**** Records for the exercise
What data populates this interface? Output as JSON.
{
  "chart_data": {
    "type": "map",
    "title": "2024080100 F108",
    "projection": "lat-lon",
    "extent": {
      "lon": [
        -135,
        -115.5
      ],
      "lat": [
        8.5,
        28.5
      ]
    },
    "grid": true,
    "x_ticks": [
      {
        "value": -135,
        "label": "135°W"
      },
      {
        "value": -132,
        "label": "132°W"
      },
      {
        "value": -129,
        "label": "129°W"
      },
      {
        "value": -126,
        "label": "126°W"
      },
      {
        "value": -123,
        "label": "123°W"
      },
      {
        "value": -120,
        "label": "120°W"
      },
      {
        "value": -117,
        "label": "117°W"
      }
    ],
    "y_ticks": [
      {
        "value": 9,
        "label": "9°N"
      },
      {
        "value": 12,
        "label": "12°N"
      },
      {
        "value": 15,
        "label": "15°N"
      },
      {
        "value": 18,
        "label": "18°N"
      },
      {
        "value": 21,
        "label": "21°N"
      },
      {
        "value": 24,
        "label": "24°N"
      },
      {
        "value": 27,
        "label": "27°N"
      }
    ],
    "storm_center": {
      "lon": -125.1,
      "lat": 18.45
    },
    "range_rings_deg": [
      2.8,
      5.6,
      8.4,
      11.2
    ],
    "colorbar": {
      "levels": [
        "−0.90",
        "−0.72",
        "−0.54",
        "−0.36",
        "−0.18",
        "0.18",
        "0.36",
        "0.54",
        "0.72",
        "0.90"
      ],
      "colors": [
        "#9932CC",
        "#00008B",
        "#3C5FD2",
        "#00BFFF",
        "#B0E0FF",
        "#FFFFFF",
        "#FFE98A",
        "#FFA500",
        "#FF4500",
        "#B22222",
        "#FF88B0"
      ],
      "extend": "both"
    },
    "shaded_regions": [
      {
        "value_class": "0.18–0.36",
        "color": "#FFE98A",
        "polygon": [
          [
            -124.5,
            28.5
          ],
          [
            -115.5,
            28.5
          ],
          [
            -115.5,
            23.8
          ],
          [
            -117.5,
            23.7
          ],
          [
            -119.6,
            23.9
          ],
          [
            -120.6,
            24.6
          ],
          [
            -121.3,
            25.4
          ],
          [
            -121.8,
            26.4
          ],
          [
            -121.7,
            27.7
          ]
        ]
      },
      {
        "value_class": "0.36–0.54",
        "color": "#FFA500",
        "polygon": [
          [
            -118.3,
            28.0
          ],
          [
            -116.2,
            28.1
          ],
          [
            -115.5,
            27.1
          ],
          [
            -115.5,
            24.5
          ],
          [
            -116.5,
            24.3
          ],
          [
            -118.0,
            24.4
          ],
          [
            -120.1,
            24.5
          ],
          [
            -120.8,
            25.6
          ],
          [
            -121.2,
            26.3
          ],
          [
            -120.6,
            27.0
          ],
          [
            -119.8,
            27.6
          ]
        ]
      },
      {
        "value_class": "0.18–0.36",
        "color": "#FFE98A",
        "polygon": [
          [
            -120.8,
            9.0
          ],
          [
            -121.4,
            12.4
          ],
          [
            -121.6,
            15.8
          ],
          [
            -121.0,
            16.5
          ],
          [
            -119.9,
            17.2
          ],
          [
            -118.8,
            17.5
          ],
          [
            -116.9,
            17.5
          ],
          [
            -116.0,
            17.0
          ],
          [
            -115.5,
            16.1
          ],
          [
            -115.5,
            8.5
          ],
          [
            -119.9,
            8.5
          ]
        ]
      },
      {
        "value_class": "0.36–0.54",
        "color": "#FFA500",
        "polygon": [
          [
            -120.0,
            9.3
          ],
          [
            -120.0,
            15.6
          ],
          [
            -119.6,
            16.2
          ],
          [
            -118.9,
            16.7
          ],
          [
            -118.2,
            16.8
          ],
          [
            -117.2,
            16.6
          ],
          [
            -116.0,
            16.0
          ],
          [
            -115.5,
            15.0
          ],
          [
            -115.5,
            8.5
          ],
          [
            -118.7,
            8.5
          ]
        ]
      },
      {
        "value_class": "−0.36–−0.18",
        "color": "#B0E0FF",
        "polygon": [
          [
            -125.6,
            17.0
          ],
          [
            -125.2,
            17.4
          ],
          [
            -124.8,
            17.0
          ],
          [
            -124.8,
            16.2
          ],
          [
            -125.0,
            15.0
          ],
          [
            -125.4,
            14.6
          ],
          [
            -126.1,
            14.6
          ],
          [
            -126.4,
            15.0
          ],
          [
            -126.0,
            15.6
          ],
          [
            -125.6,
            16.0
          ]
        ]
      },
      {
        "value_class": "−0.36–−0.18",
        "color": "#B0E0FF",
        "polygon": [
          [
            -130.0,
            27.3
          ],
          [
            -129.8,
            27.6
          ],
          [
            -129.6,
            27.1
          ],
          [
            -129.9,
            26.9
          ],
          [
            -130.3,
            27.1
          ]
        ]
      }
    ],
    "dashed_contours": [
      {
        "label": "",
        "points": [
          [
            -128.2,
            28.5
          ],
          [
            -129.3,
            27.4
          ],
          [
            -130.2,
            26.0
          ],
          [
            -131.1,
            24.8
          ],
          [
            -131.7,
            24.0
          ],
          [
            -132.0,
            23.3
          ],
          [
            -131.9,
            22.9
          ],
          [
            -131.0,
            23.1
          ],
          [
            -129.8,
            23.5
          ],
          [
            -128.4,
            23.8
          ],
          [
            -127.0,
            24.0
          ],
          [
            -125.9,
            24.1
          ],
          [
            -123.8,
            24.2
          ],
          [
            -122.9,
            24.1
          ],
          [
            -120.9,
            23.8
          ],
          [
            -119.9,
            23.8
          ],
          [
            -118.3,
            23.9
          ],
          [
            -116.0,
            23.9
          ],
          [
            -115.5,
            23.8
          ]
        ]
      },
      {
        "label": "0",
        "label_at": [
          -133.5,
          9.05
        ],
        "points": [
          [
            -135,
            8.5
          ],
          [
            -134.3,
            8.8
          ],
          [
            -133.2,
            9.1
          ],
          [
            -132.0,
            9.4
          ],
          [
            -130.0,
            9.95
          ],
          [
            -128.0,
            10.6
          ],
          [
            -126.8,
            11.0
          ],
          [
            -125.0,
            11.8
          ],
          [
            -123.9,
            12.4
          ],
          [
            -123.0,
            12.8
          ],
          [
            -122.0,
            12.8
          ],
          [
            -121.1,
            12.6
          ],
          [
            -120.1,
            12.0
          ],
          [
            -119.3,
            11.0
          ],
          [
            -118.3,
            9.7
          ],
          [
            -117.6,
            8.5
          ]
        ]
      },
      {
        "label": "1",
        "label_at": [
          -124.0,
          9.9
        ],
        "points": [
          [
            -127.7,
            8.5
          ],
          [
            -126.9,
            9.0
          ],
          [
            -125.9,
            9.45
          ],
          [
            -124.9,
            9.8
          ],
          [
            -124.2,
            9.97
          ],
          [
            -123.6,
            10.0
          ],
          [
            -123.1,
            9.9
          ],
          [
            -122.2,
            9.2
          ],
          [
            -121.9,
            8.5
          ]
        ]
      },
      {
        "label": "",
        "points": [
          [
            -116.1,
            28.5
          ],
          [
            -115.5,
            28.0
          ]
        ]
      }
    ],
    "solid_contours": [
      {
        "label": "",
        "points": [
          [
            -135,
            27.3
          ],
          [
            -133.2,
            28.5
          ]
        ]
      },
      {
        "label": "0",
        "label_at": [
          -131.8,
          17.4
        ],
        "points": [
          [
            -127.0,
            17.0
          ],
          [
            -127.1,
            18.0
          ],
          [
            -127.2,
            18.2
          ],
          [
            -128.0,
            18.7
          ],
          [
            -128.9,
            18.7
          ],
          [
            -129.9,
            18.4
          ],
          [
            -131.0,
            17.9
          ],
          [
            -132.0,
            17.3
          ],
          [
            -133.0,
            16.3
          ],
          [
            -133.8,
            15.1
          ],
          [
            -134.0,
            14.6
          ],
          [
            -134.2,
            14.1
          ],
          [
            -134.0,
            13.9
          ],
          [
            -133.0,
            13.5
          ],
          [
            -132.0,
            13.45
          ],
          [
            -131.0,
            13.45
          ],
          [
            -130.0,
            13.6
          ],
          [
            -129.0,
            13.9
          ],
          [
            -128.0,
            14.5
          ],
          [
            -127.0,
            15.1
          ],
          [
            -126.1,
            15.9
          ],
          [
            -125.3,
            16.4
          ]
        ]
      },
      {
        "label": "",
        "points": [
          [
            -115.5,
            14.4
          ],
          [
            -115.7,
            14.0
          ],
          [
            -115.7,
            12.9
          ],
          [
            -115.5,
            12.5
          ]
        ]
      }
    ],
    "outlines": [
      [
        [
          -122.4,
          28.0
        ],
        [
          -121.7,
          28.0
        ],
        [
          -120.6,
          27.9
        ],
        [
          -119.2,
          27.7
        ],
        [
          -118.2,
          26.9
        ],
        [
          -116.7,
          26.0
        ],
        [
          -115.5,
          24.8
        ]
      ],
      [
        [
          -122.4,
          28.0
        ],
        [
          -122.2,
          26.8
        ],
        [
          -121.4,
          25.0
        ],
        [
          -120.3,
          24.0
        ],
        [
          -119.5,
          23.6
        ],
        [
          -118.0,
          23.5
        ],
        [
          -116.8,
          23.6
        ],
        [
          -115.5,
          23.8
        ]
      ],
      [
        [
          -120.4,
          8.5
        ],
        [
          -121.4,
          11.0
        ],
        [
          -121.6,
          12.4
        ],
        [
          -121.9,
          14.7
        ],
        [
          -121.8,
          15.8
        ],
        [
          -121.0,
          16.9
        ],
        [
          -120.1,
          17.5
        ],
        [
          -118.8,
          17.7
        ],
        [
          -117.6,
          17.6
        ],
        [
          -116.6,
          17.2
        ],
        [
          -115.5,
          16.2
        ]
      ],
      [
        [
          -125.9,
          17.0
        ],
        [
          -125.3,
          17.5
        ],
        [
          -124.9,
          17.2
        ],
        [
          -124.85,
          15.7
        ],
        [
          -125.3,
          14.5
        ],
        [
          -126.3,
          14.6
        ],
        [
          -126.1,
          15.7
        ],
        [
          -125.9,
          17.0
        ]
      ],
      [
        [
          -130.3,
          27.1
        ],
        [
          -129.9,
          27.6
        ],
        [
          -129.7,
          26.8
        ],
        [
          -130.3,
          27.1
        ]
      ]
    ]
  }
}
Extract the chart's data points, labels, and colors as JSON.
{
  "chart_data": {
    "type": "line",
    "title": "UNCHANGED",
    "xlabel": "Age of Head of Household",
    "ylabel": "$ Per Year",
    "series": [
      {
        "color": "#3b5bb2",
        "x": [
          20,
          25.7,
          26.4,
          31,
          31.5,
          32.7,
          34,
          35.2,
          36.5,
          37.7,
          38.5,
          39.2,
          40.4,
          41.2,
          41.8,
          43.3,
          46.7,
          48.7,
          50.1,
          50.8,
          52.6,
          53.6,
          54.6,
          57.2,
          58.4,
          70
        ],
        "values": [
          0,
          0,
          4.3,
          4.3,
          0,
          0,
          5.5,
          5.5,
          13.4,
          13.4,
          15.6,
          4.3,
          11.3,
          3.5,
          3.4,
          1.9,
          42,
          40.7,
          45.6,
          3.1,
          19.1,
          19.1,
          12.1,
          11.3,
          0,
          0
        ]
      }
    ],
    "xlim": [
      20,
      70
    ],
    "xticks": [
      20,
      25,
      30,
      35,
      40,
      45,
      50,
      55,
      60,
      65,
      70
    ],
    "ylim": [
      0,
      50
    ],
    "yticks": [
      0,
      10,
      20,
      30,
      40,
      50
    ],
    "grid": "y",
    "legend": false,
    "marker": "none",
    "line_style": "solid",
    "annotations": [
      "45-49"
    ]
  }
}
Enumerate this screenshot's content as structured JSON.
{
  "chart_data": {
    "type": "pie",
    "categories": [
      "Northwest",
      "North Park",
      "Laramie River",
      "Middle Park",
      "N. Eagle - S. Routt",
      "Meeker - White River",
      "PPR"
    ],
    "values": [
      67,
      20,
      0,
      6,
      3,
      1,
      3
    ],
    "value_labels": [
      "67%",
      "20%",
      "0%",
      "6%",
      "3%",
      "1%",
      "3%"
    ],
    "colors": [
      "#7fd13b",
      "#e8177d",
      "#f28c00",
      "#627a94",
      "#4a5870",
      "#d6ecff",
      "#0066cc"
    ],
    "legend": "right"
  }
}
********
**Aim**: Reproduce exactly, with nothing added, the lines from the one that contains "Enumerate this screenshot's" to the end of the data.

**The reply**:
Enumerate this screenshot's content as structured JSON.
{
  "chart_data": {
    "type": "pie",
    "categories": [
      "Northwest",
      "North Park",
      "Laramie River",
      "Middle Park",
      "N. Eagle - S. Routt",
      "Meeker - White River",
      "PPR"
    ],
    "values": [
      67,
      20,
      0,
      6,
      3,
      1,
      3
    ],
    "value_labels": [
      "67%",
      "20%",
      "0%",
      "6%",
      "3%",
      "1%",
      "3%"
    ],
    "colors": [
      "#7fd13b",
      "#e8177d",
      "#f28c00",
      "#627a94",
      "#4a5870",
      "#d6ecff",
      "#0066cc"
    ],
    "legend": "right"
  }
}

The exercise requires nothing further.